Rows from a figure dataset
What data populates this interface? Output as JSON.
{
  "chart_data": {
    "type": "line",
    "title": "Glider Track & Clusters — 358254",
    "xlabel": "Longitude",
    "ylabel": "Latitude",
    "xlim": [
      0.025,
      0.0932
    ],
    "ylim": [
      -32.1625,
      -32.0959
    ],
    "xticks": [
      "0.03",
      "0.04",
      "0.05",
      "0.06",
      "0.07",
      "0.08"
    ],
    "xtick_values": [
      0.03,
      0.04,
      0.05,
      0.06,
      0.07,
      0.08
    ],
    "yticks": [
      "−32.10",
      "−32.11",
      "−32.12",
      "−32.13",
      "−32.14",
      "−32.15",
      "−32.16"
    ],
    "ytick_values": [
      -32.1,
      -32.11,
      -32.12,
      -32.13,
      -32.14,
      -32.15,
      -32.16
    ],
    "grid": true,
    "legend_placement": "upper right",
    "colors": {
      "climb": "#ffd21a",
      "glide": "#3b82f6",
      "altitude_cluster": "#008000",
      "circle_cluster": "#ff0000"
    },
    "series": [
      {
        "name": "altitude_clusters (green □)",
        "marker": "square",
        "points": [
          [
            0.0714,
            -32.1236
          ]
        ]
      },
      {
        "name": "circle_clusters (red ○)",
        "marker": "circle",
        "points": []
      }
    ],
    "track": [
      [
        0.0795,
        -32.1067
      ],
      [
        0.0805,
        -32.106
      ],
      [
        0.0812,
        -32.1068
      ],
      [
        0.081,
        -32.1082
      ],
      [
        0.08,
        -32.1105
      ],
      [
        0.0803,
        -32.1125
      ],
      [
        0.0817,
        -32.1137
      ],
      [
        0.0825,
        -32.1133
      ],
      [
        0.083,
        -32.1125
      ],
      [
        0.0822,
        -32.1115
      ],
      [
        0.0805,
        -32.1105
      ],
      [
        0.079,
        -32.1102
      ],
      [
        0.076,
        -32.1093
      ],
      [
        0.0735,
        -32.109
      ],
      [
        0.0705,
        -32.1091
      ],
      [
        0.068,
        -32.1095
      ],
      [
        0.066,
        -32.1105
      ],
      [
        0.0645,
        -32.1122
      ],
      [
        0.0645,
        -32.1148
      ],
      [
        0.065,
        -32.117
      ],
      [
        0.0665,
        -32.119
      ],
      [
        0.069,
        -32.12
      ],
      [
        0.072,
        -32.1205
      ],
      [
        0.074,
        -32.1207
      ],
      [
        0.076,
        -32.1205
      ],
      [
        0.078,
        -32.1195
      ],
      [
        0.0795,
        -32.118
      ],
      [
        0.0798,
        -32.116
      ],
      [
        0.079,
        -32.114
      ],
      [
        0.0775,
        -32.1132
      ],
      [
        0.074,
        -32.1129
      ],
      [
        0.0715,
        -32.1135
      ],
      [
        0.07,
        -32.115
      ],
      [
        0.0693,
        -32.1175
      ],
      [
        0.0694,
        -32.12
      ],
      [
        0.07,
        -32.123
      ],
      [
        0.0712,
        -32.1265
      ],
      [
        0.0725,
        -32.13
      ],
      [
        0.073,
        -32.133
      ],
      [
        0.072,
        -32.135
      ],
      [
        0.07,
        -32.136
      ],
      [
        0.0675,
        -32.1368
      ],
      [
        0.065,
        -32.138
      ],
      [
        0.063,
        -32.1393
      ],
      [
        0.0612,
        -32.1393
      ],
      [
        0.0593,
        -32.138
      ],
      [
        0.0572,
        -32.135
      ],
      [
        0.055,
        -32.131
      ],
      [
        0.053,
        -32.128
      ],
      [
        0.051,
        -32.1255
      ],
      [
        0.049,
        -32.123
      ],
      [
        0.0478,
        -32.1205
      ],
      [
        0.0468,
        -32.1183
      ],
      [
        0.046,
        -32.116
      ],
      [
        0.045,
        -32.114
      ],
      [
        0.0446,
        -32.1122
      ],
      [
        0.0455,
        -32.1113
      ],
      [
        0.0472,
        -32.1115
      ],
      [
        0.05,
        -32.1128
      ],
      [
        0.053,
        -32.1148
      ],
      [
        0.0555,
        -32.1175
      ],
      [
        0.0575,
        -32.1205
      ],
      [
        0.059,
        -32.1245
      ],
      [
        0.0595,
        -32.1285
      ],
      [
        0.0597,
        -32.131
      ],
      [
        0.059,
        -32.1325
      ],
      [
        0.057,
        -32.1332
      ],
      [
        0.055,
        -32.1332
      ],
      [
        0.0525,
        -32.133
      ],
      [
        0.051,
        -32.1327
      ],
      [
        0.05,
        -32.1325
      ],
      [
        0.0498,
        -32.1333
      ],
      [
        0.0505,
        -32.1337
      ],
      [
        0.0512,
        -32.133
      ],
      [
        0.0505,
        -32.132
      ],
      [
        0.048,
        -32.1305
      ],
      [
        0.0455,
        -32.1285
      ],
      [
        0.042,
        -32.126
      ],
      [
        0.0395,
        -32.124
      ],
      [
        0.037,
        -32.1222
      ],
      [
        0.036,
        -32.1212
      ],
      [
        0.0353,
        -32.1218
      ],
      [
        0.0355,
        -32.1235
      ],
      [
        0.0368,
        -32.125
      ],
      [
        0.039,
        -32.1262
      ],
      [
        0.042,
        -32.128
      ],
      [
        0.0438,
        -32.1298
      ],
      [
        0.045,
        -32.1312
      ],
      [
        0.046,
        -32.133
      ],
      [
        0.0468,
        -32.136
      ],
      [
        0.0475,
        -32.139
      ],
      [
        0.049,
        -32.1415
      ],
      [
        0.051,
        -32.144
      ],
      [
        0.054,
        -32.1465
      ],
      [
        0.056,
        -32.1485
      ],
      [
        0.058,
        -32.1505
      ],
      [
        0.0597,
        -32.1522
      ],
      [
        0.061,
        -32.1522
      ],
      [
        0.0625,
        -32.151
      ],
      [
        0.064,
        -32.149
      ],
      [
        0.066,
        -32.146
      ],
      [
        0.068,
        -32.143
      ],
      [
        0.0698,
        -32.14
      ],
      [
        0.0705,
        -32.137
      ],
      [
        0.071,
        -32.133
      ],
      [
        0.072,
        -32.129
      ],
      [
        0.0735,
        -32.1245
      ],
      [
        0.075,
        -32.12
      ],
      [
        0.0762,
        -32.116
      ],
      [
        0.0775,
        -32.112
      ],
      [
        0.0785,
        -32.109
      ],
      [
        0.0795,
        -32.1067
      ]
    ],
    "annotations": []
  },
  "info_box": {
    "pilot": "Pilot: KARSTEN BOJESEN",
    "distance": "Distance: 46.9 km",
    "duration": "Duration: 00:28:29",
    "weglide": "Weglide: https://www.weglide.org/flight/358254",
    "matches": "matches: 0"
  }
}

REQUEST
Set down all of the data above, word for word.

ANSWER BELOW
What data populates this interface? Output as JSON.
{
  "chart_data": {
    "type": "line",
    "title": "Glider Track & Clusters — 358254",
    "xlabel": "Longitude",
    "ylabel": "Latitude",
    "xlim": [
      0.025,
      0.0932
    ],
    "ylim": [
      -32.1625,
      -32.0959
    ],
    "xticks": [
      "0.03",
      "0.04",
      "0.05",
      "0.06",
      "0.07",
      "0.08"
    ],
    "xtick_values": [
      0.03,
      0.04,
      0.05,
      0.06,
      0.07,
      0.08
    ],
    "yticks": [
      "−32.10",
      "−32.11",
      "−32.12",
      "−32.13",
      "−32.14",
      "−32.15",
      "−32.16"
    ],
    "ytick_values": [
      -32.1,
      -32.11,
      -32.12,
      -32.13,
      -32.14,
      -32.15,
      -32.16
    ],
    "grid": true,
    "legend_placement": "upper right",
    "colors": {
      "climb": "#ffd21a",
      "glide": "#3b82f6",
      "altitude_cluster": "#008000",
      "circle_cluster": "#ff0000"
    },
    "series": [
      {
        "name": "altitude_clusters (green □)",
        "marker": "square",
        "points": [
          [
            0.0714,
            -32.1236
          ]
        ]
      },
      {
        "name": "circle_clusters (red ○)",
        "marker": "circle",
        "points": []
      }
    ],
    "track": [
      [
        0.0795,
        -32.1067
      ],
      [
        0.0805,
        -32.106
      ],
      [
        0.0812,
        -32.1068
      ],
      [
        0.081,
        -32.1082
      ],
      [
        0.08,
        -32.1105
      ],
      [
        0.0803,
        -32.1125
      ],
      [
        0.0817,
        -32.1137
      ],
      [
        0.0825,
        -32.1133
      ],
      [
        0.083,
        -32.1125
      ],
      [
        0.0822,
        -32.1115
      ],
      [
        0.0805,
        -32.1105
      ],
      [
        0.079,
        -32.1102
      ],
      [
        0.076,
        -32.1093
      ],
      [
        0.0735,
        -32.109
      ],
      [
        0.0705,
        -32.1091
      ],
      [
        0.068,
        -32.1095
      ],
      [
        0.066,
        -32.1105
      ],
      [
        0.0645,
        -32.1122
      ],
      [
        0.0645,
        -32.1148
      ],
      [
        0.065,
        -32.117
      ],
      [
        0.0665,
        -32.119
      ],
      [
        0.069,
        -32.12
      ],
      [
        0.072,
        -32.1205
      ],
      [
        0.074,
        -32.1207
      ],
      [
        0.076,
        -32.1205
      ],
      [
        0.078,
        -32.1195
      ],
      [
        0.0795,
        -32.118
      ],
      [
        0.0798,
        -32.116
      ],
      [
        0.079,
        -32.114
      ],
      [
        0.0775,
        -32.1132
      ],
      [
        0.074,
        -32.1129
      ],
      [
        0.0715,
        -32.1135
      ],
      [
        0.07,
        -32.115
      ],
      [
        0.0693,
        -32.1175
      ],
      [
        0.0694,
        -32.12
      ],
      [
        0.07,
        -32.123
      ],
      [
        0.0712,
        -32.1265
      ],
      [
        0.0725,
        -32.13
      ],
      [
        0.073,
        -32.133
      ],
      [
        0.072,
        -32.135
      ],
      [
        0.07,
        -32.136
      ],
      [
        0.0675,
        -32.1368
      ],
      [
        0.065,
        -32.138
      ],
      [
        0.063,
        -32.1393
      ],
      [
        0.0612,
        -32.1393
      ],
      [
        0.0593,
        -32.138
      ],
      [
        0.0572,
        -32.135
      ],
      [
        0.055,
        -32.131
      ],
      [
        0.053,
        -32.128
      ],
      [
        0.051,
        -32.1255
      ],
      [
        0.049,
        -32.123
      ],
      [
        0.0478,
        -32.1205
      ],
      [
        0.0468,
        -32.1183
      ],
      [
        0.046,
        -32.116
      ],
      [
        0.045,
        -32.114
      ],
      [
        0.0446,
        -32.1122
      ],
      [
        0.0455,
        -32.1113
      ],
      [
        0.0472,
        -32.1115
      ],
      [
        0.05,
        -32.1128
      ],
      [
        0.053,
        -32.1148
      ],
      [
        0.0555,
        -32.1175
      ],
      [
        0.0575,
        -32.1205
      ],
      [
        0.059,
        -32.1245
      ],
      [
        0.0595,
        -32.1285
      ],
      [
        0.0597,
        -32.131
      ],
      [
        0.059,
        -32.1325
      ],
      [
        0.057,
        -32.1332
      ],
      [
        0.055,
        -32.1332
      ],
      [
        0.0525,
        -32.133
      ],
      [
        0.051,
        -32.1327
      ],
      [
        0.05,
        -32.1325
      ],
      [
        0.0498,
        -32.1333
      ],
      [
        0.0505,
        -32.1337
      ],
      [
        0.0512,
        -32.133
      ],
      [
        0.0505,
        -32.132
      ],
      [
        0.048,
        -32.1305
      ],
      [
        0.0455,
        -32.1285
      ],
      [
        0.042,
        -32.126
      ],
      [
        0.0395,
        -32.124
      ],
      [
        0.037,
        -32.1222
      ],
      [
        0.036,
        -32.1212
      ],
      [
        0.0353,
        -32.1218
      ],
      [
        0.0355,
        -32.1235
      ],
      [
        0.0368,
        -32.125
      ],
      [
        0.039,
        -32.1262
      ],
      [
        0.042,
        -32.128
      ],
      [
        0.0438,
        -32.1298
      ],
      [
        0.045,
        -32.1312
      ],
      [
        0.046,
        -32.133
      ],
      [
        0.0468,
        -32.136
      ],
      [
        0.0475,
        -32.139
      ],
      [
        0.049,
        -32.1415
      ],
      [
        0.051,
        -32.144
      ],
      [
        0.054,
        -32.1465
      ],
      [
        0.056,
        -32.1485
      ],
      [
        0.058,
        -32.1505
      ],
      [
        0.0597,
        -32.1522
      ],
      [
        0.061,
        -32.1522
      ],
      [
        0.0625,
        -32.151
      ],
      [
        0.064,
        -32.149
      ],
      [
        0.066,
        -32.146
      ],
      [
        0.068,
        -32.143
      ],
      [
        0.0698,
        -32.14
      ],
      [
        0.0705,
        -32.137
      ],
      [
        0.071,
        -32.133
      ],
      [
        0.072,
        -32.129
      ],
      [
        0.0735,
        -32.1245
      ],
      [
        0.075,
        -32.12
      ],
      [
        0.0762,
        -32.116
      ],
      [
        0.0775,
        -32.112
      ],
      [
        0.0785,
        -32.109
      ],
      [
        0.0795,
        -32.1067
      ]
    ],
    "annotations": []
  },
  "info_box": {
    "pilot": "Pilot: KARSTEN BOJESEN",
    "distance": "Distance: 46.9 km",
    "duration": "Duration: 00:28:29",
    "weglide": "Weglide: https://www.weglide.org/flight/358254",
    "matches": "matches: 0"
  }
}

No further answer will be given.